(Records supplied)
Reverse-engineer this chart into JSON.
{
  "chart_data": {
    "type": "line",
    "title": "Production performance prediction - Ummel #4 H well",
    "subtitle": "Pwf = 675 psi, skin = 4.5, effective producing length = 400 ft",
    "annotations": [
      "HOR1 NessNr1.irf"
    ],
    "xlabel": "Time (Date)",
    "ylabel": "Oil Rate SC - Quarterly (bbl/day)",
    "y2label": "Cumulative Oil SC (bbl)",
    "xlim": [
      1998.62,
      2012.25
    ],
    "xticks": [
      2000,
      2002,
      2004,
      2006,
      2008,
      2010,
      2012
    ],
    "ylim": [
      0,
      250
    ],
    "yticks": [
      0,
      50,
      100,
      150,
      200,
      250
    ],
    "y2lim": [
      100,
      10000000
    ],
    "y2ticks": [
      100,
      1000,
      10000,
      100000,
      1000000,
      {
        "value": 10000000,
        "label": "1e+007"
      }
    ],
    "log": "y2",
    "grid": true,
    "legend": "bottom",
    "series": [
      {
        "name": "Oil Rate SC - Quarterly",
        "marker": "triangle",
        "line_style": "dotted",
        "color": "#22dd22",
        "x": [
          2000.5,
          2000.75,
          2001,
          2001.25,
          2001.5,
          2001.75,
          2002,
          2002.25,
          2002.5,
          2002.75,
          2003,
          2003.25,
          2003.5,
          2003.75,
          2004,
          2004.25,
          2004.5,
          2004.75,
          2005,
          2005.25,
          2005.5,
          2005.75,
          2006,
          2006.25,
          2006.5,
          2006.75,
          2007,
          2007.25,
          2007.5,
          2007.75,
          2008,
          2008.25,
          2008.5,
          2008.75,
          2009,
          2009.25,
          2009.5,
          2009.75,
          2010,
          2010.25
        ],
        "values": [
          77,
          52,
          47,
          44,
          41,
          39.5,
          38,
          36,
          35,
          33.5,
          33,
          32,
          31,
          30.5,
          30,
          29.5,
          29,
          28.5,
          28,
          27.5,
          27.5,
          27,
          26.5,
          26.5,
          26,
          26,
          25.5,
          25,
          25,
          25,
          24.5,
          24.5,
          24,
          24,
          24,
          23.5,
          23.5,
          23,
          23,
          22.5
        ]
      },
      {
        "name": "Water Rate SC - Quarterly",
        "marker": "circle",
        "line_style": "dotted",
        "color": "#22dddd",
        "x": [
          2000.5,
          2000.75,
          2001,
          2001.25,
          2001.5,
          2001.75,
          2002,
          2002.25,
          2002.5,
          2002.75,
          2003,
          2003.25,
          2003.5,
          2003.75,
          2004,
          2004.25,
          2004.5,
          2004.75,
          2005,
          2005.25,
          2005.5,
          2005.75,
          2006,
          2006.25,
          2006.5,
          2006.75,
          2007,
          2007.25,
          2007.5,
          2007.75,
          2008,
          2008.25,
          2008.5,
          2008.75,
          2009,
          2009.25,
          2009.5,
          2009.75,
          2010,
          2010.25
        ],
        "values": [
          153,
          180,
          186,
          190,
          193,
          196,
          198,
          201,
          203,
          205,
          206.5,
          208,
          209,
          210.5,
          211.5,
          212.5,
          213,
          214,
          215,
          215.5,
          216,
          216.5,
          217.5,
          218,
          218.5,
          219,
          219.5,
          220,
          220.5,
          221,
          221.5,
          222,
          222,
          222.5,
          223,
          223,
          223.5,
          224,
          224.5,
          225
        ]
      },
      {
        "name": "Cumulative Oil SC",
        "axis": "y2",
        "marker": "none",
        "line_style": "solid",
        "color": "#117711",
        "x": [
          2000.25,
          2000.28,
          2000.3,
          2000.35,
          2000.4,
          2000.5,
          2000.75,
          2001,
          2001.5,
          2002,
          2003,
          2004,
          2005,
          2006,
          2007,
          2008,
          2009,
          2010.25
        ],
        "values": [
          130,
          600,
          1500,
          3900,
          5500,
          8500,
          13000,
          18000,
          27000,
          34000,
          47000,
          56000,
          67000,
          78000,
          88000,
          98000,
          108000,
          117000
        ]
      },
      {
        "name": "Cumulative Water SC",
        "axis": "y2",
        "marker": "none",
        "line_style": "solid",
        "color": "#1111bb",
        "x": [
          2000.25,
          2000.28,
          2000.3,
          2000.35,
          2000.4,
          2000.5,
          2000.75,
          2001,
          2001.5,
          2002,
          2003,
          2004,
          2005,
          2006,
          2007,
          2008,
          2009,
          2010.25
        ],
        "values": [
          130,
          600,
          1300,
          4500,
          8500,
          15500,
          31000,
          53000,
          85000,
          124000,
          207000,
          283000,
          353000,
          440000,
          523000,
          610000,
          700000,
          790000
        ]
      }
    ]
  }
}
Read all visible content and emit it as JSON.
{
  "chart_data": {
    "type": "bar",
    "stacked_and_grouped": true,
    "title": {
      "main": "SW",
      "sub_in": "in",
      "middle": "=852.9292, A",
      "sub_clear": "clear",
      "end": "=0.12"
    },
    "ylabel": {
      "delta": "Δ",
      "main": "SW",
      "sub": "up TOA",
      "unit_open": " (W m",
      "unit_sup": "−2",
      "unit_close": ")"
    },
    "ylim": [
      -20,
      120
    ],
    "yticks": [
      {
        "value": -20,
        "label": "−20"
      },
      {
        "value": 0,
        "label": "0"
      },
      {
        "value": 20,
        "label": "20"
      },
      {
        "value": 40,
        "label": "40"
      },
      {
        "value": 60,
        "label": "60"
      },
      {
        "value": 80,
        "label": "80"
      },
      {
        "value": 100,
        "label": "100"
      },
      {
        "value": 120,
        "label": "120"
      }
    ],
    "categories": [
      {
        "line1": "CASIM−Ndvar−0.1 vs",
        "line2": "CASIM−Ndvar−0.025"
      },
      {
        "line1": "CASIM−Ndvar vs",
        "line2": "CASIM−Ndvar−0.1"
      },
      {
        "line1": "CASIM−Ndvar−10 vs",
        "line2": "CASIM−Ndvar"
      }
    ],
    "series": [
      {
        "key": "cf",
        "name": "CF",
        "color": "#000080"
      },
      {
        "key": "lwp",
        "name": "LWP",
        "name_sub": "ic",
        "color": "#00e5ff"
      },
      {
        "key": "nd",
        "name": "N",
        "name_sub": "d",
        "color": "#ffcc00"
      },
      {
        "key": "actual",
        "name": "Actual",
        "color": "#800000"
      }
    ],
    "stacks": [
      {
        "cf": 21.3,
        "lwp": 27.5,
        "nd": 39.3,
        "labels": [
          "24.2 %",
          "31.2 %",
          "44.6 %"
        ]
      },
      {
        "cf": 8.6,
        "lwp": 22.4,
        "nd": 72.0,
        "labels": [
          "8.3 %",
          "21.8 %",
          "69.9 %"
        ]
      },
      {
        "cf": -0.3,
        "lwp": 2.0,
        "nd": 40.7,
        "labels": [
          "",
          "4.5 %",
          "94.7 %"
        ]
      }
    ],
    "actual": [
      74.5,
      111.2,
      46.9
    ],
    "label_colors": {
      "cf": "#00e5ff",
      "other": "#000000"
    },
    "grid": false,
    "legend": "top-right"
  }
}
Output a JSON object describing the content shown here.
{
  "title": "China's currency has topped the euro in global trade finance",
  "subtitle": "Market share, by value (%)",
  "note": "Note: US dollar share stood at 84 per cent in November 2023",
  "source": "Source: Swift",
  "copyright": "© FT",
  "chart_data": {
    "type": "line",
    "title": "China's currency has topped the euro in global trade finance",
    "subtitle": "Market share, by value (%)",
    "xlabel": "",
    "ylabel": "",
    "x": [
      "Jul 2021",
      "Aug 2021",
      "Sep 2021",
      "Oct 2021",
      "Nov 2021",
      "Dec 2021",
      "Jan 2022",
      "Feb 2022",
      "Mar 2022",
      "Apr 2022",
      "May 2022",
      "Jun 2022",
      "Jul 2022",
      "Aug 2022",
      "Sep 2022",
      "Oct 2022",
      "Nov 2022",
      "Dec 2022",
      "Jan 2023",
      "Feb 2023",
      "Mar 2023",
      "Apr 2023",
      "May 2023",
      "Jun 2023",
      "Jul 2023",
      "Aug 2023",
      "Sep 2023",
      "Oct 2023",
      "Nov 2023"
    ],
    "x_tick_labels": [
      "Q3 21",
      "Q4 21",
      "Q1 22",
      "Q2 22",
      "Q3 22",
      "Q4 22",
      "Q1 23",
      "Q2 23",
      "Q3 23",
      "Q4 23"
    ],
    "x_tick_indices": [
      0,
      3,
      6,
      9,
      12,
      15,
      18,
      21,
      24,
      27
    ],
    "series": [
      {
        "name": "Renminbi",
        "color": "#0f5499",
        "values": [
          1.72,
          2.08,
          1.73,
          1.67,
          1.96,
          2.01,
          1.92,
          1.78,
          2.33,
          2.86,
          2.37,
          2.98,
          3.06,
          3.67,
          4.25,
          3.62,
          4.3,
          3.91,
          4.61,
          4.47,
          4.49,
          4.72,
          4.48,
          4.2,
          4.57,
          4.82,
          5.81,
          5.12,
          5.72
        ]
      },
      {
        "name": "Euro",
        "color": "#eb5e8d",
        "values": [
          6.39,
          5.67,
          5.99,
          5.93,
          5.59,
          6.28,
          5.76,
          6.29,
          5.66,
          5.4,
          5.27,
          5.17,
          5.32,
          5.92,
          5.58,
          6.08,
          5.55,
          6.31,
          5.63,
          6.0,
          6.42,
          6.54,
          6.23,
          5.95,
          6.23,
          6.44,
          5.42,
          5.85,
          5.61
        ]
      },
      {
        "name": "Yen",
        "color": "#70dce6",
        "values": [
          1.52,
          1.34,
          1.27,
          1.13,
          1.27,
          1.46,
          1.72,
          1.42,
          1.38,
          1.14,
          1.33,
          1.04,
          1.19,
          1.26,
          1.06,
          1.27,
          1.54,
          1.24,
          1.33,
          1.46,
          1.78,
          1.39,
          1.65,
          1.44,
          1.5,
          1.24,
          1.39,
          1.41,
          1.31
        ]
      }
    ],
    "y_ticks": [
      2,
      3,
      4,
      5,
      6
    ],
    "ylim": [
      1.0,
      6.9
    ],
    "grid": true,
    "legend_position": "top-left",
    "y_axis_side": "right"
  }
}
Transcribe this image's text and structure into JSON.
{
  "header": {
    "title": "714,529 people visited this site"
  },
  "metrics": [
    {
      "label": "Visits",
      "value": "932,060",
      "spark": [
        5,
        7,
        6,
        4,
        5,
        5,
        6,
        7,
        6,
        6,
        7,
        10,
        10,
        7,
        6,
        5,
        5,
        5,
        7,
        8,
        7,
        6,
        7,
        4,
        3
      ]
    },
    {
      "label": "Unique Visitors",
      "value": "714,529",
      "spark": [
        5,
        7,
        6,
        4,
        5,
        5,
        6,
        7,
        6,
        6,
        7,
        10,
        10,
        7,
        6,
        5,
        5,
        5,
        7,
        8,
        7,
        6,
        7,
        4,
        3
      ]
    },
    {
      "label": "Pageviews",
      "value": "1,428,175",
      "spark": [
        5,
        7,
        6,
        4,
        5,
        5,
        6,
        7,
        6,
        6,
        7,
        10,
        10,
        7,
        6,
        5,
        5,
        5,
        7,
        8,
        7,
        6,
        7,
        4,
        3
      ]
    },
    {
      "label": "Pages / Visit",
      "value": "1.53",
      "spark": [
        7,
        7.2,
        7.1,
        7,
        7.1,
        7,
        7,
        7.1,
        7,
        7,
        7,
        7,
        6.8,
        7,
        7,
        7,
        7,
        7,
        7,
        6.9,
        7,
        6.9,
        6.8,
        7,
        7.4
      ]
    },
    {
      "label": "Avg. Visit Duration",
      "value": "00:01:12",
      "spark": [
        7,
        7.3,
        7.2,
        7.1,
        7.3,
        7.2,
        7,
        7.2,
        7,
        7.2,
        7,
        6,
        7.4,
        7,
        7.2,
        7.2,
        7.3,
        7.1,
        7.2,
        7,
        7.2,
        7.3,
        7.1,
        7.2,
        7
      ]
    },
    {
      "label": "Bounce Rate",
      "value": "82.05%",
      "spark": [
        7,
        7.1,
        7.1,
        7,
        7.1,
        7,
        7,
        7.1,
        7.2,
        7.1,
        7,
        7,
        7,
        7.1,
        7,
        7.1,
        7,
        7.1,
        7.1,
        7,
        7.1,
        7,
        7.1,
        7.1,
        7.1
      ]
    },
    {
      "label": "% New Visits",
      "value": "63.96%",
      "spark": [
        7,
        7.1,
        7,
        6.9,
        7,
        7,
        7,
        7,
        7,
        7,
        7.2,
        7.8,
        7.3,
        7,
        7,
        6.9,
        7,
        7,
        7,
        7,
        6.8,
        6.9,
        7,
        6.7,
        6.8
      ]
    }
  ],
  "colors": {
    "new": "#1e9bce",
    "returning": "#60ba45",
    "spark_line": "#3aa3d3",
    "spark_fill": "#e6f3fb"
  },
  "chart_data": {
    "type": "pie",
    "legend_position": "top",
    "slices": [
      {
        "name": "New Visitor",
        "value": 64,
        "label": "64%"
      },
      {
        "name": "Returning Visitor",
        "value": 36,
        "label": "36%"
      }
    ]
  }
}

(Objective) Looking at the material above, count the lines containing the string "currency" and reply with the count alone.

(Output) 2